Set down, in full, every record in the block.

___ Data excerpts

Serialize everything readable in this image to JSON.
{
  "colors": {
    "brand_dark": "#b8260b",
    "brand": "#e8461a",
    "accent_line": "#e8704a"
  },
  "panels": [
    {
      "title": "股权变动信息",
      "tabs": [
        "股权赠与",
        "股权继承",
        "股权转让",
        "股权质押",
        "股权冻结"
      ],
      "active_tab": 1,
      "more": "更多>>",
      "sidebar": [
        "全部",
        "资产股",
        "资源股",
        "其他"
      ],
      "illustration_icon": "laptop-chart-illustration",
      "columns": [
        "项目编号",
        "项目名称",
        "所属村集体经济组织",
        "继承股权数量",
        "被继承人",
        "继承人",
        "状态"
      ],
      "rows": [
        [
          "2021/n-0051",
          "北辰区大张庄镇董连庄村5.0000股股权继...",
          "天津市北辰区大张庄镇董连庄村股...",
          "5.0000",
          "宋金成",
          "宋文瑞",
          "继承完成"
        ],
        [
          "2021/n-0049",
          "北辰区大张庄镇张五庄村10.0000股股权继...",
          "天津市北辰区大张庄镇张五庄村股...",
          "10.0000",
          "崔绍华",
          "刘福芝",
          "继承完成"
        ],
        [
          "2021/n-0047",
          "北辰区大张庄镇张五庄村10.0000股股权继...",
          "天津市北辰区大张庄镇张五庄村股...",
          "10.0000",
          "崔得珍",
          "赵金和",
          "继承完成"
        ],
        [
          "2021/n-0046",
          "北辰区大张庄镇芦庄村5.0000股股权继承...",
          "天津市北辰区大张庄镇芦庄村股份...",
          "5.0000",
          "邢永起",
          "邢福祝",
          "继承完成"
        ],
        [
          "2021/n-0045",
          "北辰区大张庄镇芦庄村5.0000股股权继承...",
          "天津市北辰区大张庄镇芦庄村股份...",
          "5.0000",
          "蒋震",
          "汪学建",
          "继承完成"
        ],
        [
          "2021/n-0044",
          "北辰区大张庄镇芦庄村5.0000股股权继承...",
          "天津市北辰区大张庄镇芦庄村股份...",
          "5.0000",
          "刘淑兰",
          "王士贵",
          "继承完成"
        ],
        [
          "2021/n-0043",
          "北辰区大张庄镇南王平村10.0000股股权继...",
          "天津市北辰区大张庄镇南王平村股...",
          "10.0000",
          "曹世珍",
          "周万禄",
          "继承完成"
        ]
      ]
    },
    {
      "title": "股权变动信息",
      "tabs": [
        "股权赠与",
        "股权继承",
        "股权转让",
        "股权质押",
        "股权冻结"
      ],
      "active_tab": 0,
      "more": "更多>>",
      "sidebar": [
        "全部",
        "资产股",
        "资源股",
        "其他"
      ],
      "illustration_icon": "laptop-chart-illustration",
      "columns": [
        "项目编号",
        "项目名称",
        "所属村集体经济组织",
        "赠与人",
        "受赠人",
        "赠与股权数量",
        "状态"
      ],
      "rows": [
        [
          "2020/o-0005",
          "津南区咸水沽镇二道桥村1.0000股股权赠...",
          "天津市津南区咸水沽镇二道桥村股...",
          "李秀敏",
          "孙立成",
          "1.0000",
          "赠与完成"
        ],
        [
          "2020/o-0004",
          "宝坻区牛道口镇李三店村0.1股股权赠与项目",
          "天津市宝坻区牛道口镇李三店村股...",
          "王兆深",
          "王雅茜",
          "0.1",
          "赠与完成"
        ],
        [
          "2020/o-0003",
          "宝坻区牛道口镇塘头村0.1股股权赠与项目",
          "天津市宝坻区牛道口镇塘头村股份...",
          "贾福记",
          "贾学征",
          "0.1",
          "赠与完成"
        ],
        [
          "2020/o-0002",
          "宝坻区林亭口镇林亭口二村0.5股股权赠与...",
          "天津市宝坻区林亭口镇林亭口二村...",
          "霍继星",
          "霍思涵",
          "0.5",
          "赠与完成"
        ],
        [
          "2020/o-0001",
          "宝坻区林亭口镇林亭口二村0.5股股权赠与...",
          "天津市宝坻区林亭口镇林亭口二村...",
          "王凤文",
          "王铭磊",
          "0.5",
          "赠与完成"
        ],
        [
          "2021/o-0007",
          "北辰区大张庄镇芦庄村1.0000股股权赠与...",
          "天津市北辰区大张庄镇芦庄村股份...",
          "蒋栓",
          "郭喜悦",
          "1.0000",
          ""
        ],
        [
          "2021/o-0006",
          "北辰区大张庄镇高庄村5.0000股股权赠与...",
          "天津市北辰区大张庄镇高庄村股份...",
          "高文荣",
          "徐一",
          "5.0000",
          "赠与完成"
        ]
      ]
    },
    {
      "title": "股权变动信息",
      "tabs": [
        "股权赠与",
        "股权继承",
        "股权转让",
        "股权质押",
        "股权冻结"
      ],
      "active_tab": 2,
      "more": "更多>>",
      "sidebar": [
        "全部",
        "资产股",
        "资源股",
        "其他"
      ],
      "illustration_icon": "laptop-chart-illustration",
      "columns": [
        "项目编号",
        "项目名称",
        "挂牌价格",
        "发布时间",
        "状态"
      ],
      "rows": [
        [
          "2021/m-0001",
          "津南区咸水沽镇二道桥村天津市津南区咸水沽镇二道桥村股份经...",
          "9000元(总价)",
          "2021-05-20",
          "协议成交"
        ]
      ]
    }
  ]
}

______

(Exercise answer):
Serialize everything readable in this image to JSON.
{
  "colors": {
    "brand_dark": "#b8260b",
    "brand": "#e8461a",
    "accent_line": "#e8704a"
  },
  "panels": [
    {
      "title": "股权变动信息",
      "tabs": [
        "股权赠与",
        "股权继承",
        "股权转让",
        "股权质押",
        "股权冻结"
      ],
      "active_tab": 1,
      "more": "更多>>",
      "sidebar": [
        "全部",
        "资产股",
        "资源股",
        "其他"
      ],
      "illustration_icon": "laptop-chart-illustration",
      "columns": [
        "项目编号",
        "项目名称",
        "所属村集体经济组织",
        "继承股权数量",
        "被继承人",
        "继承人",
        "状态"
      ],
      "rows": [
        [
          "2021/n-0051",
          "北辰区大张庄镇董连庄村5.0000股股权继...",
          "天津市北辰区大张庄镇董连庄村股...",
          "5.0000",
          "宋金成",
          "宋文瑞",
          "继承完成"
        ],
        [
          "2021/n-0049",
          "北辰区大张庄镇张五庄村10.0000股股权继...",
          "天津市北辰区大张庄镇张五庄村股...",
          "10.0000",
          "崔绍华",
          "刘福芝",
          "继承完成"
        ],
        [
          "2021/n-0047",
          "北辰区大张庄镇张五庄村10.0000股股权继...",
          "天津市北辰区大张庄镇张五庄村股...",
          "10.0000",
          "崔得珍",
          "赵金和",
          "继承完成"
        ],
        [
          "2021/n-0046",
          "北辰区大张庄镇芦庄村5.0000股股权继承...",
          "天津市北辰区大张庄镇芦庄村股份...",
          "5.0000",
          "邢永起",
          "邢福祝",
          "继承完成"
        ],
        [
          "2021/n-0045",
          "北辰区大张庄镇芦庄村5.0000股股权继承...",
          "天津市北辰区大张庄镇芦庄村股份...",
          "5.0000",
          "蒋震",
          "汪学建",
          "继承完成"
        ],
        [
          "2021/n-0044",
          "北辰区大张庄镇芦庄村5.0000股股权继承...",
          "天津市北辰区大张庄镇芦庄村股份...",
          "5.0000",
          "刘淑兰",
          "王士贵",
          "继承完成"
        ],
        [
          "2021/n-0043",
          "北辰区大张庄镇南王平村10.0000股股权继...",
          "天津市北辰区大张庄镇南王平村股...",
          "10.0000",
          "曹世珍",
          "周万禄",
          "继承完成"
        ]
      ]
    },
    {
      "title": "股权变动信息",
      "tabs": [
        "股权赠与",
        "股权继承",
        "股权转让",
        "股权质押",
        "股权冻结"
      ],
      "active_tab": 0,
      "more": "更多>>",
      "sidebar": [
        "全部",
        "资产股",
        "资源股",
        "其他"
      ],
      "illustration_icon": "laptop-chart-illustration",
      "columns": [
        "项目编号",
        "项目名称",
        "所属村集体经济组织",
        "赠与人",
        "受赠人",
        "赠与股权数量",
        "状态"
      ],
      "rows": [
        [
          "2020/o-0005",
          "津南区咸水沽镇二道桥村1.0000股股权赠...",
          "天津市津南区咸水沽镇二道桥村股...",
          "李秀敏",
          "孙立成",
          "1.0000",
          "赠与完成"
        ],
        [
          "2020/o-0004",
          "宝坻区牛道口镇李三店村0.1股股权赠与项目",
          "天津市宝坻区牛道口镇李三店村股...",
          "王兆深",
          "王雅茜",
          "0.1",
          "赠与完成"
        ],
        [
          "2020/o-0003",
          "宝坻区牛道口镇塘头村0.1股股权赠与项目",
          "天津市宝坻区牛道口镇塘头村股份...",
          "贾福记",
          "贾学征",
          "0.1",
          "赠与完成"
        ],
        [
          "2020/o-0002",
          "宝坻区林亭口镇林亭口二村0.5股股权赠与...",
          "天津市宝坻区林亭口镇林亭口二村...",
          "霍继星",
          "霍思涵",
          "0.5",
          "赠与完成"
        ],
        [
          "2020/o-0001",
          "宝坻区林亭口镇林亭口二村0.5股股权赠与...",
          "天津市宝坻区林亭口镇林亭口二村...",
          "王凤文",
          "王铭磊",
          "0.5",
          "赠与完成"
        ],
        [
          "2021/o-0007",
          "北辰区大张庄镇芦庄村1.0000股股权赠与...",
          "天津市北辰区大张庄镇芦庄村股份...",
          "蒋栓",
          "郭喜悦",
          "1.0000",
          ""
        ],
        [
          "2021/o-0006",
          "北辰区大张庄镇高庄村5.0000股股权赠与...",
          "天津市北辰区大张庄镇高庄村股份...",
          "高文荣",
          "徐一",
          "5.0000",
          "赠与完成"
        ]
      ]
    },
    {
      "title": "股权变动信息",
      "tabs": [
        "股权赠与",
        "股权继承",
        "股权转让",
        "股权质押",
        "股权冻结"
      ],
      "active_tab": 2,
      "more": "更多>>",
      "sidebar": [
        "全部",
        "资产股",
        "资源股",
        "其他"
      ],
      "illustration_icon": "laptop-chart-illustration",
      "columns": [
        "项目编号",
        "项目名称",
        "挂牌价格",
        "发布时间",
        "状态"
      ],
      "rows": [
        [
          "2021/m-0001",
          "津南区咸水沽镇二道桥村天津市津南区咸水沽镇二道桥村股份经...",
          "9000元(总价)",
          "2021-05-20",
          "协议成交"
        ]
      ]
    }
  ]
}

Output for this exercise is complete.